- What to produce -
Locate all lines in the data below that hold "Wednesday" and show them.
## start Material supplied
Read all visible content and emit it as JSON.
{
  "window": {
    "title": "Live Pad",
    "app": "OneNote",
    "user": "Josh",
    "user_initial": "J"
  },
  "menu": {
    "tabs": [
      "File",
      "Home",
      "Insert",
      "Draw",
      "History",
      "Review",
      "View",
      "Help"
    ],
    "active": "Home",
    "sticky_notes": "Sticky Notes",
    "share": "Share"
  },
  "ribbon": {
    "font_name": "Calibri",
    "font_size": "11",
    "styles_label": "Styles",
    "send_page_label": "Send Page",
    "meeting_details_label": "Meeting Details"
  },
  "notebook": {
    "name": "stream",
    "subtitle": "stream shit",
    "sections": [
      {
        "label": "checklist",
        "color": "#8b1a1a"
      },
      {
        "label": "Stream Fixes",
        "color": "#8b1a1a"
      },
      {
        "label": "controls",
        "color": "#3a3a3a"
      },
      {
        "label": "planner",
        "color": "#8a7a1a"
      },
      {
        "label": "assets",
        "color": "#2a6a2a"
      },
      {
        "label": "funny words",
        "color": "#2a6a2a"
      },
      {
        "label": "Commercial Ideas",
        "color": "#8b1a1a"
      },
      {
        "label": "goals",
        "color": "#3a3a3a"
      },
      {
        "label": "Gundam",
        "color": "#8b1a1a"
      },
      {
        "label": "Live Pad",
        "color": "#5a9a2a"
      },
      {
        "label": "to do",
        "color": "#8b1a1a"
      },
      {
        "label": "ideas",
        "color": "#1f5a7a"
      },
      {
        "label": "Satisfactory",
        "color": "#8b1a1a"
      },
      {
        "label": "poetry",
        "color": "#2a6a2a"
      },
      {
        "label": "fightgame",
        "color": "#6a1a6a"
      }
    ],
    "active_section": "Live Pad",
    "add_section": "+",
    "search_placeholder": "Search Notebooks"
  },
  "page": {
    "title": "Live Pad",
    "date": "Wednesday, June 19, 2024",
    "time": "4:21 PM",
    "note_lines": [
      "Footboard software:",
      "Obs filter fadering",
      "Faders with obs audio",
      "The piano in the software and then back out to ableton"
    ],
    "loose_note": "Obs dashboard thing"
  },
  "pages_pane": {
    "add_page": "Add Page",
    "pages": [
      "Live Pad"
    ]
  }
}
## end Material supplied
## start Material supplied
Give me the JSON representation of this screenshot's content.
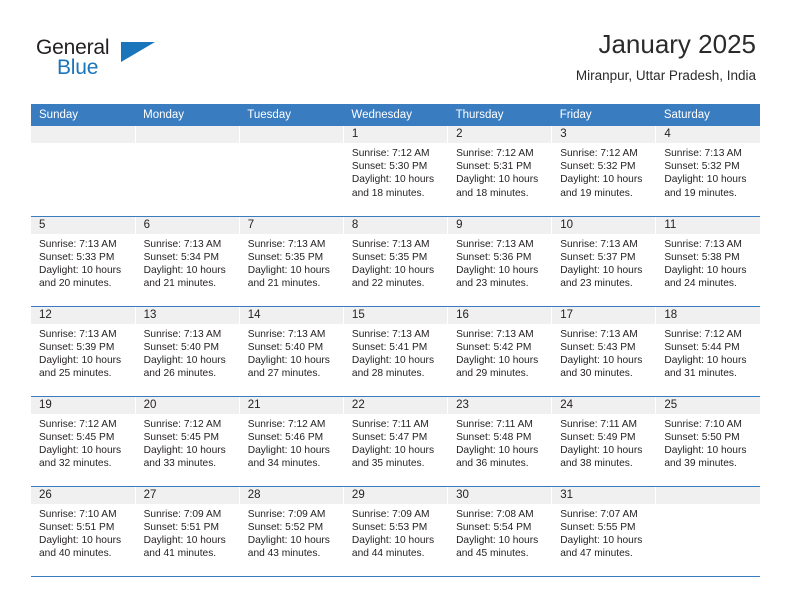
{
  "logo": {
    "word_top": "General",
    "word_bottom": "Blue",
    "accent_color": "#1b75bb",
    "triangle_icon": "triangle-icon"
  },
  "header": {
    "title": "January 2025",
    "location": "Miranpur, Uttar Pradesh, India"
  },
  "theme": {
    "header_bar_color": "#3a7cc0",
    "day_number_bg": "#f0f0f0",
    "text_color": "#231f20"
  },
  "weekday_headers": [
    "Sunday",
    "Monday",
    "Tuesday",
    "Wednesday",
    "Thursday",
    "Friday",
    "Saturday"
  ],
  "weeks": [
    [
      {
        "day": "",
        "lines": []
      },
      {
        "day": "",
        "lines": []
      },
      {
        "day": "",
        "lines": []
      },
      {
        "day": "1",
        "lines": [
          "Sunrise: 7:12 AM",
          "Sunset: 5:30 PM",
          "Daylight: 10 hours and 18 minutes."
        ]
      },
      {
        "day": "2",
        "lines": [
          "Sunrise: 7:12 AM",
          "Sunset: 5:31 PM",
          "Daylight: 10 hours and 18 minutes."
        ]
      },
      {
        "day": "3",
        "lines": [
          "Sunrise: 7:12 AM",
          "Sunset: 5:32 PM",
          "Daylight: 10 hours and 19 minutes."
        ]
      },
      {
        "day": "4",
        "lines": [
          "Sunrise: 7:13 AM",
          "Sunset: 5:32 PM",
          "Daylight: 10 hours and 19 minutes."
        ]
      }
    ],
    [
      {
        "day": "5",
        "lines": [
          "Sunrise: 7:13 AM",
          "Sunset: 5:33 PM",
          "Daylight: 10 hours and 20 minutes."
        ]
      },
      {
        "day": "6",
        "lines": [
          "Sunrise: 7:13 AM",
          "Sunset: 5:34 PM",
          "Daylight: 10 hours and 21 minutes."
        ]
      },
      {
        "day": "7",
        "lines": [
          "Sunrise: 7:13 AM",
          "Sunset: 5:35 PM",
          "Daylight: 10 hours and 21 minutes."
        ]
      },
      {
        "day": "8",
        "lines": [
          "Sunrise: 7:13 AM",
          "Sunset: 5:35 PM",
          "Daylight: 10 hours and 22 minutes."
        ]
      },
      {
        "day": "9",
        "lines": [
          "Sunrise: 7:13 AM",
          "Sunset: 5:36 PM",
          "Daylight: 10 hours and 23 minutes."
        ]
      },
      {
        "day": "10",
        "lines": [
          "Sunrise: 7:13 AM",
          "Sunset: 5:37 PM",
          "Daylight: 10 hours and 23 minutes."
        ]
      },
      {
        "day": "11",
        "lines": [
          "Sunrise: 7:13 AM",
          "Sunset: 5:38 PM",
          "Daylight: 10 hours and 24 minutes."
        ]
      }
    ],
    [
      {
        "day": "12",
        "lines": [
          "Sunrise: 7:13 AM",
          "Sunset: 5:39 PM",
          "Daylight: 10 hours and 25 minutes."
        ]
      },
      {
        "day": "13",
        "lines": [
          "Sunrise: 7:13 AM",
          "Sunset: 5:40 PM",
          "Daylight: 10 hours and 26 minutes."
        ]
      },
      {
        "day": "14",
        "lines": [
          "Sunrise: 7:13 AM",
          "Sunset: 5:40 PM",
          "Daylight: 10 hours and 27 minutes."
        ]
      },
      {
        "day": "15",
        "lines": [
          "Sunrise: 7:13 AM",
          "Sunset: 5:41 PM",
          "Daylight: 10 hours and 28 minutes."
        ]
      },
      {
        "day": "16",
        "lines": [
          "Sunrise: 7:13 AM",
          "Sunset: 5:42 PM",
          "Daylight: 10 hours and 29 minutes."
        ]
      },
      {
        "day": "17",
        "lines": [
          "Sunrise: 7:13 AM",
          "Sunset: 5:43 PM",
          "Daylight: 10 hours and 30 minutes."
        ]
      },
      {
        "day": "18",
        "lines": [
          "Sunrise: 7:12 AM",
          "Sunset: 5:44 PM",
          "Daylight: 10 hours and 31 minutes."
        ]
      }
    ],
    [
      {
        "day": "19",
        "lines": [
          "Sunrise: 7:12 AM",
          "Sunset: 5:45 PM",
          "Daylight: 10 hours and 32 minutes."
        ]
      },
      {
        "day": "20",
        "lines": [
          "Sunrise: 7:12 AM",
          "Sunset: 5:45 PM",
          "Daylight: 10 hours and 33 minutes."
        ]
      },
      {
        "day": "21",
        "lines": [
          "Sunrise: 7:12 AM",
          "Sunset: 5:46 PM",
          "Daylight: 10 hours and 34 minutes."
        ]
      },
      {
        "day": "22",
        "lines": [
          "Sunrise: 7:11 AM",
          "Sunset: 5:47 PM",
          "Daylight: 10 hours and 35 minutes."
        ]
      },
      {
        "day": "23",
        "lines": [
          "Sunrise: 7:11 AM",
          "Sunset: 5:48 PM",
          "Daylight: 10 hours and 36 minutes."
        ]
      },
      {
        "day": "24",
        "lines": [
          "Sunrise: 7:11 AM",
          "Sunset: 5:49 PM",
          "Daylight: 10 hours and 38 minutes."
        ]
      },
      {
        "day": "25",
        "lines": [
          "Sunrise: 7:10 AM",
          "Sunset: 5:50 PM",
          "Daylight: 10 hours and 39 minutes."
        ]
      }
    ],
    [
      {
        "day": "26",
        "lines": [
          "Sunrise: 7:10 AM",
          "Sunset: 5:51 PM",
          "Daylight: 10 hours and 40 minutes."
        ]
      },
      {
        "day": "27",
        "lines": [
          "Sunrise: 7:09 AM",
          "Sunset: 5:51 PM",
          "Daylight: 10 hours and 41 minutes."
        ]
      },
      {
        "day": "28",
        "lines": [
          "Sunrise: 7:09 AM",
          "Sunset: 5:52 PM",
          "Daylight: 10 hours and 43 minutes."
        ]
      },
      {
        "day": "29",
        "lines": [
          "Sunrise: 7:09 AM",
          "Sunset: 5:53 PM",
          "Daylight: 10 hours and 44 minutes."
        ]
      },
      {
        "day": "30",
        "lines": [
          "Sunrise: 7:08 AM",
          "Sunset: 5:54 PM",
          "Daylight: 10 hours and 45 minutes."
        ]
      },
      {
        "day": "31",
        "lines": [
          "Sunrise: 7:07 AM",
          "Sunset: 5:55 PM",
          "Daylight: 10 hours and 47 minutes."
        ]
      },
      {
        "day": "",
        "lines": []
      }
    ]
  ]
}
## end Material supplied
## start Material supplied
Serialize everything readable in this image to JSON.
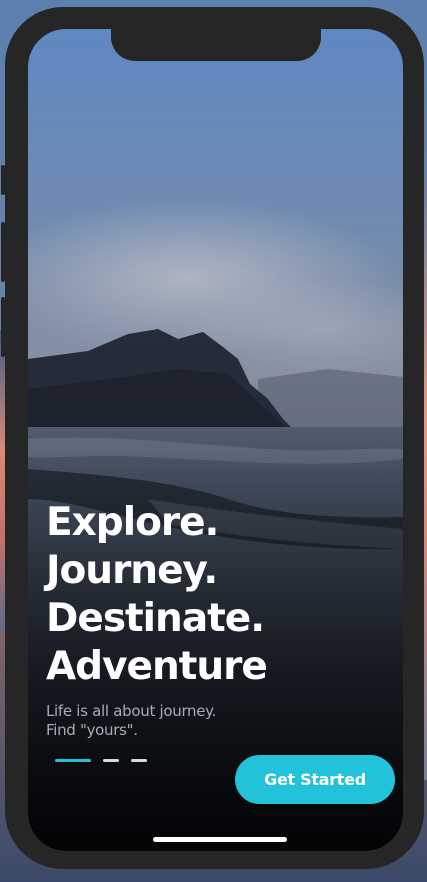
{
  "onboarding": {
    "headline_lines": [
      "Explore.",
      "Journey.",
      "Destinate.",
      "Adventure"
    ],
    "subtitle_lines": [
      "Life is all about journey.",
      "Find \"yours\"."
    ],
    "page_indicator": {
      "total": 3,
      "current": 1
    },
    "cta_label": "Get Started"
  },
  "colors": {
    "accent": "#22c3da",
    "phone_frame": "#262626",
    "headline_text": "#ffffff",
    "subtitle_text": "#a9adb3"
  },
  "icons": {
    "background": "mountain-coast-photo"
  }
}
## end Material supplied
- Solution -
    "date": "Wednesday, June 19, 2024",
    "Wednesday",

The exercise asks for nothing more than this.